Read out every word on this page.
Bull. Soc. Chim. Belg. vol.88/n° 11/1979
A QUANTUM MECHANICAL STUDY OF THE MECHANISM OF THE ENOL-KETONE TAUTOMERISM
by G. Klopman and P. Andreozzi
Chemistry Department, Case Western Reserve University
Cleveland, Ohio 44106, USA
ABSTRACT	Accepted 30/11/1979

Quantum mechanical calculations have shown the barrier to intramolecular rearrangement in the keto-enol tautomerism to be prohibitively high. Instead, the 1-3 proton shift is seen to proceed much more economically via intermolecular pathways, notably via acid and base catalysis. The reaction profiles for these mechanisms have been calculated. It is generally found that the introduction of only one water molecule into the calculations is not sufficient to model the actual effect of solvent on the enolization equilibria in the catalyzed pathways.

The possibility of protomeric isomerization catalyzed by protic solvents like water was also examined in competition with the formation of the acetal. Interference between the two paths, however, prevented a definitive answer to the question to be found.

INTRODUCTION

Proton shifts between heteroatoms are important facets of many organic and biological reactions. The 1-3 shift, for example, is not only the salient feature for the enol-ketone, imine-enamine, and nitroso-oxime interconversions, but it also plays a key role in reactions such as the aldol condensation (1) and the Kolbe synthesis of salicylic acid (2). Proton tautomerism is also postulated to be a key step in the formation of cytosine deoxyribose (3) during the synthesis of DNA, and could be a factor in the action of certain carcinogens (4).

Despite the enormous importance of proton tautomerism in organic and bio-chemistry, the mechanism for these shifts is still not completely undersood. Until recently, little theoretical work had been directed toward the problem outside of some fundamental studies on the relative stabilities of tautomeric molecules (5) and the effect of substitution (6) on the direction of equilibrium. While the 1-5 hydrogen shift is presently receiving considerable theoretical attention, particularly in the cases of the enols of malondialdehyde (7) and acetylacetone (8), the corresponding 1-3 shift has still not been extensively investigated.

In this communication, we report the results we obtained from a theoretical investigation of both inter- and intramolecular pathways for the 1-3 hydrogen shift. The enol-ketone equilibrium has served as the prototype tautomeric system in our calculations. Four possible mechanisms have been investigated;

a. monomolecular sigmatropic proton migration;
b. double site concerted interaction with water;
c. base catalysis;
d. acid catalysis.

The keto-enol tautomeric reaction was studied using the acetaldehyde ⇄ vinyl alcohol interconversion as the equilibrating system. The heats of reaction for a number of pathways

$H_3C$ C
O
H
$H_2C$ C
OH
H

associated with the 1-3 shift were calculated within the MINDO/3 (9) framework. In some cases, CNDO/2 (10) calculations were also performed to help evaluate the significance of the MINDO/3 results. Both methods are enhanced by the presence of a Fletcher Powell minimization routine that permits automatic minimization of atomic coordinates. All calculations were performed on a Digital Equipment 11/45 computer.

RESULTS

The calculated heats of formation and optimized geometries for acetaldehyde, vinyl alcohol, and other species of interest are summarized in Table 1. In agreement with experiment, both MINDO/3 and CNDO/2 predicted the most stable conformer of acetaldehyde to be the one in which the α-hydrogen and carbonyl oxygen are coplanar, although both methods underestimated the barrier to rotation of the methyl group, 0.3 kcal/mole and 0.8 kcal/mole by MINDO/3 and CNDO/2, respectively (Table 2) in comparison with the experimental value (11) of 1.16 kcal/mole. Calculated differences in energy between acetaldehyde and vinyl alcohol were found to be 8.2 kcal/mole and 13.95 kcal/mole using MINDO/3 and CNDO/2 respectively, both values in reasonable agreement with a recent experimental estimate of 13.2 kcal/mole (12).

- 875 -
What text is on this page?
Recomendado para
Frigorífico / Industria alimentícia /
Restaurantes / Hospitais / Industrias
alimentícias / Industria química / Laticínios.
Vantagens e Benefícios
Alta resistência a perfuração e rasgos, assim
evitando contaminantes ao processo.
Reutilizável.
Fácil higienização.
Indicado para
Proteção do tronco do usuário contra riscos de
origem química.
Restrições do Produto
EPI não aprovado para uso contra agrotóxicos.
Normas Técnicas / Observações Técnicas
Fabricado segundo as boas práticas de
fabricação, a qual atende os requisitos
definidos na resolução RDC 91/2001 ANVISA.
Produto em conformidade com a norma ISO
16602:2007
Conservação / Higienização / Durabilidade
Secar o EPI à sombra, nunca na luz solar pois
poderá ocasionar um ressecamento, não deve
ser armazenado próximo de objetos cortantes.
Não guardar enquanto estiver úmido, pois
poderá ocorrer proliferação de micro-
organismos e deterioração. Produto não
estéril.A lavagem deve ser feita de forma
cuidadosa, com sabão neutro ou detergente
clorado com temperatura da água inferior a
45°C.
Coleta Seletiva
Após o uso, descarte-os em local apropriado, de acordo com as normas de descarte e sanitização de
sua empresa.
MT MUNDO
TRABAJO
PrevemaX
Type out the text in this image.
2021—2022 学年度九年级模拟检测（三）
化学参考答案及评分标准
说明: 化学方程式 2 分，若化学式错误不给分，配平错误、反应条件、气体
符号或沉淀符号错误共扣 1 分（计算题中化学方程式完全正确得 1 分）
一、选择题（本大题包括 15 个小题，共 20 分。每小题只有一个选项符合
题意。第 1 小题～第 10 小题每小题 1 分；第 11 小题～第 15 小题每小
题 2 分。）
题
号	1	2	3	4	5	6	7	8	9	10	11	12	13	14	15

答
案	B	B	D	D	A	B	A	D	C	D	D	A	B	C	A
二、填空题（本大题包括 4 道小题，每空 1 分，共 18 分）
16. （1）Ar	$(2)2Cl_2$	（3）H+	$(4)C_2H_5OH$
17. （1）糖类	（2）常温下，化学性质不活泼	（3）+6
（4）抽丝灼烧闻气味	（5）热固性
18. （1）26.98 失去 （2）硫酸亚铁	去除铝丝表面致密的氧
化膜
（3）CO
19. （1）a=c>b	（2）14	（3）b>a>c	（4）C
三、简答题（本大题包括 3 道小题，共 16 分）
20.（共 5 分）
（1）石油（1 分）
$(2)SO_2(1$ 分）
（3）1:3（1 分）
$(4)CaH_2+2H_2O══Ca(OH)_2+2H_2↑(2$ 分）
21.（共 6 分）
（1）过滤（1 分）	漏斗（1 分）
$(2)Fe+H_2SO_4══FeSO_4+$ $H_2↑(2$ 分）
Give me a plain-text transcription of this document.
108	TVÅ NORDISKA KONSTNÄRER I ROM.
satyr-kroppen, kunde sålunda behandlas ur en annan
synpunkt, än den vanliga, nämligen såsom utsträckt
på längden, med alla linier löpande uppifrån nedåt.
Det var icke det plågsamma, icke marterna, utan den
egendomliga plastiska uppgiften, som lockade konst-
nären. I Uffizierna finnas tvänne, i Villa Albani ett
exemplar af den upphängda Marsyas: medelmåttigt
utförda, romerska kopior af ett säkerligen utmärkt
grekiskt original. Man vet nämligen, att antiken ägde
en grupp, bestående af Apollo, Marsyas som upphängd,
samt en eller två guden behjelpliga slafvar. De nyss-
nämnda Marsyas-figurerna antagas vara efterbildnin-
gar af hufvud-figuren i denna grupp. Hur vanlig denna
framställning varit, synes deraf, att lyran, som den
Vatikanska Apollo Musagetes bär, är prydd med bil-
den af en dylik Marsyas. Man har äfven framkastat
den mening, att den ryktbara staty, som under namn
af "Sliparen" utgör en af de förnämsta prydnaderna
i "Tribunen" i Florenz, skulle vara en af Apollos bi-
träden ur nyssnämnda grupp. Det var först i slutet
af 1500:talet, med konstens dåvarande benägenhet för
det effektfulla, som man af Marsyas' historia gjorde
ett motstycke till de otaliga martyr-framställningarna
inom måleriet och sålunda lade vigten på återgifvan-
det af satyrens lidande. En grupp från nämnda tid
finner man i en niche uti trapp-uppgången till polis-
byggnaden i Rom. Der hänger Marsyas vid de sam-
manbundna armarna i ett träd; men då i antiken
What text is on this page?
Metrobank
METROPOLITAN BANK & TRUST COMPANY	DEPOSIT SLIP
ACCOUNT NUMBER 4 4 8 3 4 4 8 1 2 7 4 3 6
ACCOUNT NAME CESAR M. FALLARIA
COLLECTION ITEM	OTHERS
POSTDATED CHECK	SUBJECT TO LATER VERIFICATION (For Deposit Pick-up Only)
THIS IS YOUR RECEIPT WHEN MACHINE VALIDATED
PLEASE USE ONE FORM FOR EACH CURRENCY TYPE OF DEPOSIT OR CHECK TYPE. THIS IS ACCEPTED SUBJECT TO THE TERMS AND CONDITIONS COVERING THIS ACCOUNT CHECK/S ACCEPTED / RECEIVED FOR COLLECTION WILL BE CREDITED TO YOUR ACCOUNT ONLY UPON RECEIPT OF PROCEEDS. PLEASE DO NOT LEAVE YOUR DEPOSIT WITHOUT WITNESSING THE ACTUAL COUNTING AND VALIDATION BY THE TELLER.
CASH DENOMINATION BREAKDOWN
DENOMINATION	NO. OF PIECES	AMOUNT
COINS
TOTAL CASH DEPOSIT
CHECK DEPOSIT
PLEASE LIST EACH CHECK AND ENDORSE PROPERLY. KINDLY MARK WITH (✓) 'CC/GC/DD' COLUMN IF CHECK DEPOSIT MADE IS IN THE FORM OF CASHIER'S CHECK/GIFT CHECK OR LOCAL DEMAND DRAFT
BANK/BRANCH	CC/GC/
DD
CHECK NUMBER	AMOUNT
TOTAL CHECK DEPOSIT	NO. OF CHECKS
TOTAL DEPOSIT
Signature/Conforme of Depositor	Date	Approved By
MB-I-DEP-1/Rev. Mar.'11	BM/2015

- What the exercise asks -
Read the lines above. Gather those in which the string "EACH" is found.

- Exercise solution -
PLEASE USE ONE FORM FOR EACH CURRENCY TYPE OF DEPOSIT OR CHECK TYPE. THIS IS ACCEPTED SUBJECT TO THE TERMS AND CONDITIONS COVERING THIS ACCOUNT CHECK/S ACCEPTED / RECEIVED FOR COLLECTION WILL BE CREDITED TO YOUR ACCOUNT ONLY UPON RECEIPT OF PROCEEDS. PLEASE DO NOT LEAVE YOUR DEPOSIT WITHOUT WITNESSING THE ACTUAL COUNTING AND VALIDATION BY THE TELLER.
PLEASE LIST EACH CHECK AND ENDORSE PROPERLY. KINDLY MARK WITH (✓) 'CC/GC/DD' COLUMN IF CHECK DEPOSIT MADE IS IN THE FORM OF CASHIER'S CHECK/GIFT CHECK OR LOCAL DEMAND DRAFT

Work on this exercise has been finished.